__Information provided__

<<<<

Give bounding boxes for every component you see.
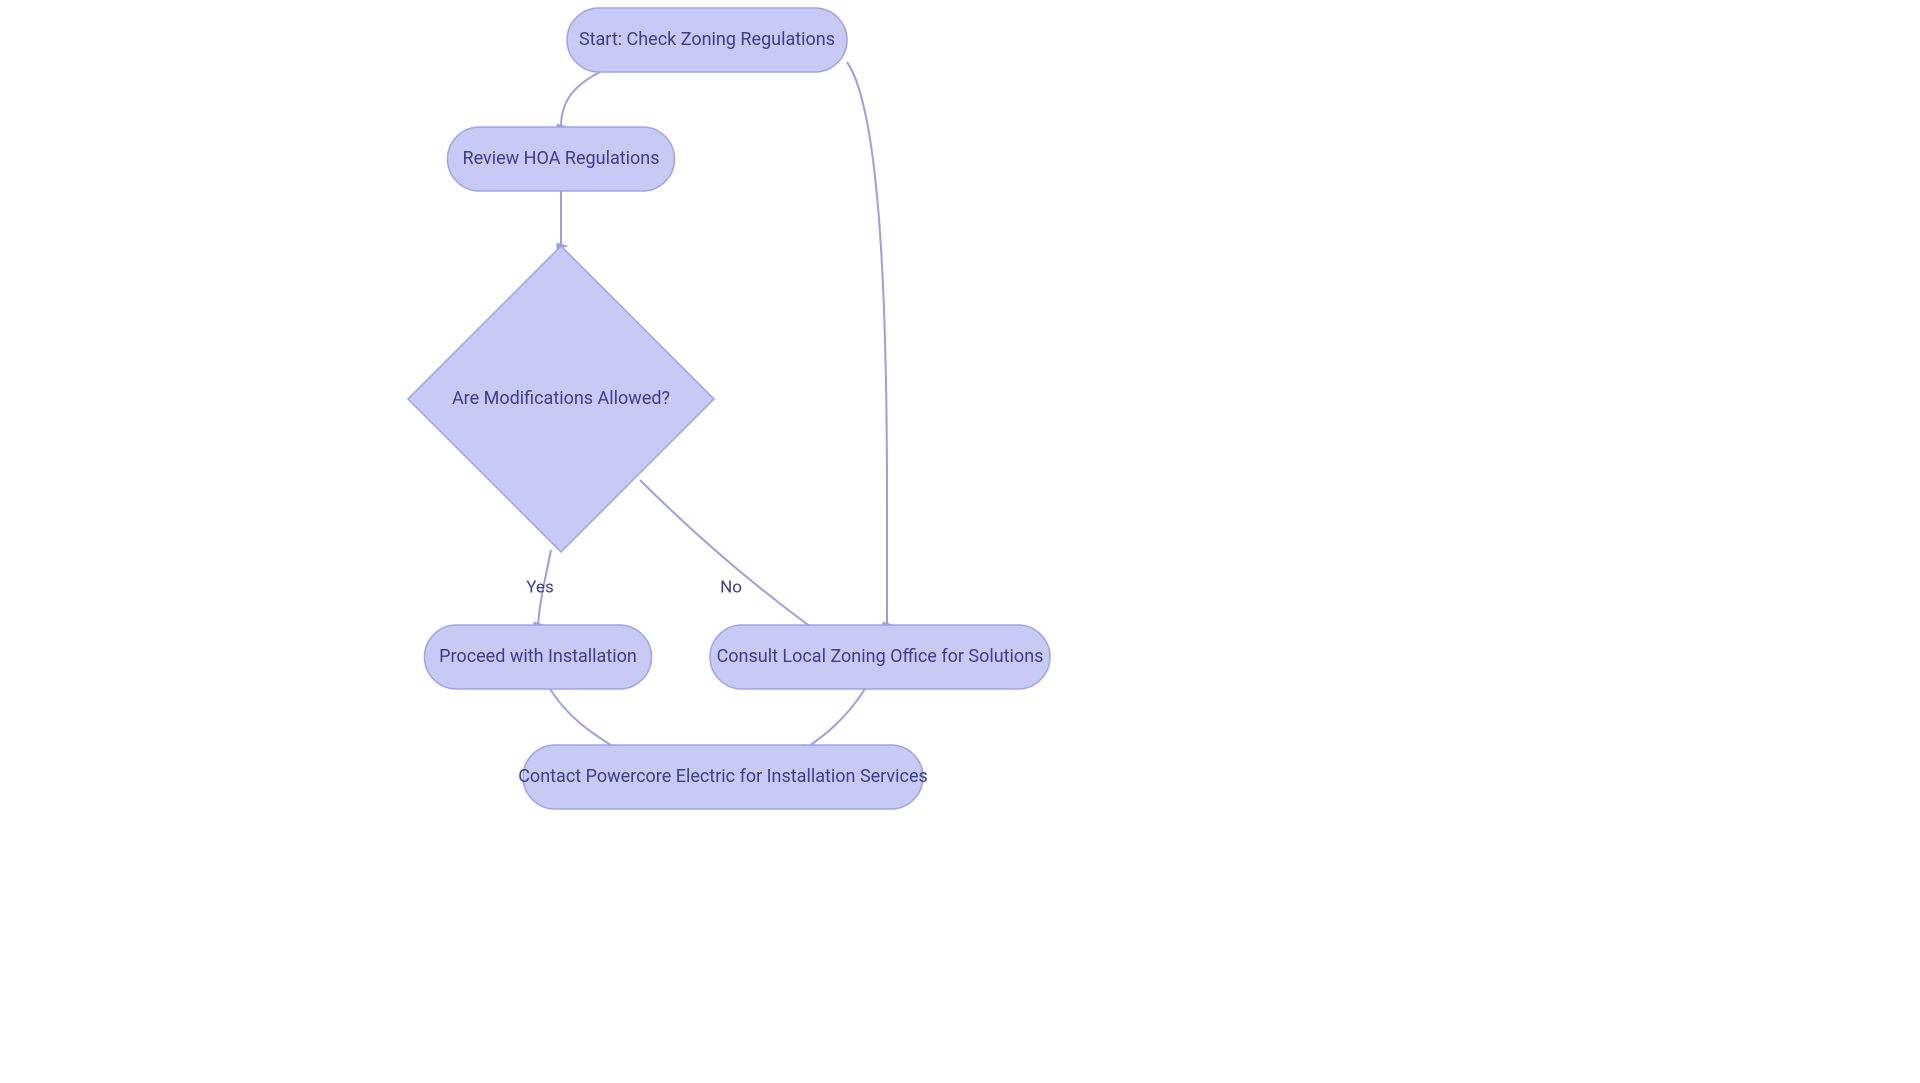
node-contact: Contact Powercore Electric for Installat… [518, 745, 928, 809]
node-label: Are Modifications Allowed? [452, 388, 670, 409]
node-label: Consult Local Zoning Office for Solution… [717, 646, 1044, 667]
node-consult: Consult Local Zoning Office for Solution… [710, 625, 1050, 689]
edge-labels-group: Yes No [526, 577, 742, 597]
edge-start-consult [847, 62, 887, 625]
node-label: Start: Check Zoning Regulations [579, 29, 835, 50]
nodes-group: Start: Check Zoning Regulations Review HO… [408, 8, 1050, 809]
edge-proceed-contact [550, 689, 617, 749]
edge-consult-contact [805, 689, 865, 749]
edge-label-no: No [720, 577, 742, 597]
node-proceed: Proceed with Installation [425, 625, 652, 689]
edge-label-yes: Yes [526, 577, 553, 597]
edge-decision-consult [640, 480, 815, 630]
flowchart-canvas: Start: Check Zoning Regulations Review HO… [0, 0, 1920, 1083]
node-label: Proceed with Installation [439, 646, 637, 667]
edge-start-review [561, 72, 600, 127]
node-review: Review HOA Regulations [448, 127, 675, 191]
node-label: Review HOA Regulations [463, 148, 660, 169]
node-label: Contact Powercore Electric for Installat… [518, 766, 928, 787]
node-start: Start: Check Zoning Regulations [567, 8, 847, 72]
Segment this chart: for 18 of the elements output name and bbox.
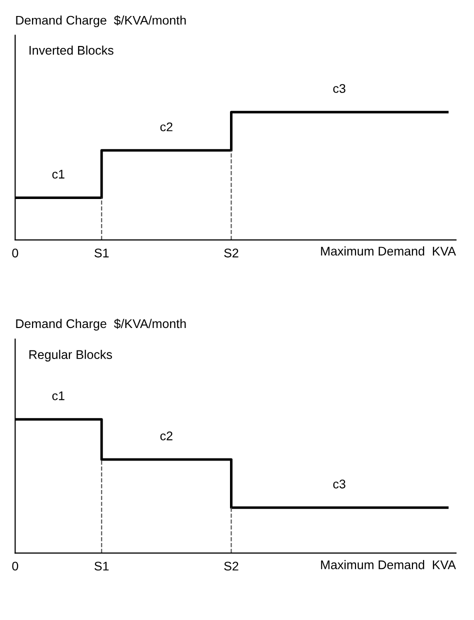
text: c3 bbox=[333, 84, 346, 93]
chart-subtitle: Inverted Blocks bbox=[30, 46, 114, 55]
x-tick-label: S1 bbox=[94, 562, 109, 571]
annotation: c3 bbox=[333, 480, 346, 488]
x-tick-label: S1 bbox=[94, 248, 109, 258]
x-tick-label: 0 bbox=[12, 248, 18, 258]
chart-subtitle: Regular Blocks bbox=[29, 350, 112, 362]
annotation: c2 bbox=[160, 122, 172, 132]
x-axis-title: Maximum Demand KVA bbox=[321, 560, 456, 570]
annotation: c1 bbox=[52, 170, 64, 179]
annotation: c2 bbox=[160, 431, 172, 440]
x-tick-label: S2 bbox=[224, 562, 238, 571]
x-tick-label: 0 bbox=[12, 562, 18, 571]
text: c1 bbox=[52, 391, 64, 400]
y-axis-title: Demand Charge $/KVA/month bbox=[16, 318, 186, 331]
x-axis-title: Maximum Demand KVA bbox=[321, 246, 456, 256]
x-tick-label: S2 bbox=[224, 248, 238, 258]
y-axis-title: Demand Charge $/KVA/month bbox=[16, 15, 186, 28]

>>>>

__What is expected__
Reproduce every line of the records above character for character, omitting the pictures.

__Result of this task__
Give bounding boxes for every component you see.
node-contact: Contact Powercore Electric for Installat… [518, 745, 928, 809]
node-label: Are Modifications Allowed? [452, 388, 670, 409]
node-label: Consult Local Zoning Office for Solution… [717, 646, 1044, 667]
node-consult: Consult Local Zoning Office for Solution… [710, 625, 1050, 689]
edge-labels-group: Yes No [526, 577, 742, 597]
edge-start-consult [847, 62, 887, 625]
node-label: Start: Check Zoning Regulations [579, 29, 835, 50]
nodes-group: Start: Check Zoning Regulations Review HO… [408, 8, 1050, 809]
edge-proceed-contact [550, 689, 617, 749]
edge-consult-contact [805, 689, 865, 749]
edge-label-no: No [720, 577, 742, 597]
node-proceed: Proceed with Installation [425, 625, 652, 689]
edge-label-yes: Yes [526, 577, 553, 597]
edge-decision-consult [640, 480, 815, 630]
flowchart-canvas: Start: Check Zoning Regulations Review HO… [0, 0, 1920, 1083]
node-label: Proceed with Installation [439, 646, 637, 667]
edge-start-review [561, 72, 600, 127]
node-review: Review HOA Regulations [448, 127, 675, 191]
node-label: Review HOA Regulations [463, 148, 660, 169]
node-label: Contact Powercore Electric for Installat… [518, 766, 928, 787]
node-start: Start: Check Zoning Regulations [567, 8, 847, 72]
Segment this chart: for 18 of the elements output name and bbox.
text: c3 bbox=[333, 84, 346, 93]
chart-subtitle: Inverted Blocks bbox=[30, 46, 114, 55]
x-tick-label: S1 bbox=[94, 562, 109, 571]
annotation: c3 bbox=[333, 480, 346, 488]
x-tick-label: S1 bbox=[94, 248, 109, 258]
x-tick-label: 0 bbox=[12, 248, 18, 258]
chart-subtitle: Regular Blocks bbox=[29, 350, 112, 362]
annotation: c2 bbox=[160, 122, 172, 132]
x-axis-title: Maximum Demand KVA bbox=[321, 560, 456, 570]
annotation: c1 bbox=[52, 170, 64, 179]
annotation: c2 bbox=[160, 431, 172, 440]
x-tick-label: S2 bbox=[224, 562, 238, 571]
x-tick-label: 0 bbox=[12, 562, 18, 571]
text: c1 bbox=[52, 391, 64, 400]
y-axis-title: Demand Charge $/KVA/month bbox=[16, 318, 186, 331]
x-axis-title: Maximum Demand KVA bbox=[321, 246, 456, 256]
x-tick-label: S2 bbox=[224, 248, 238, 258]
y-axis-title: Demand Charge $/KVA/month bbox=[16, 15, 186, 28]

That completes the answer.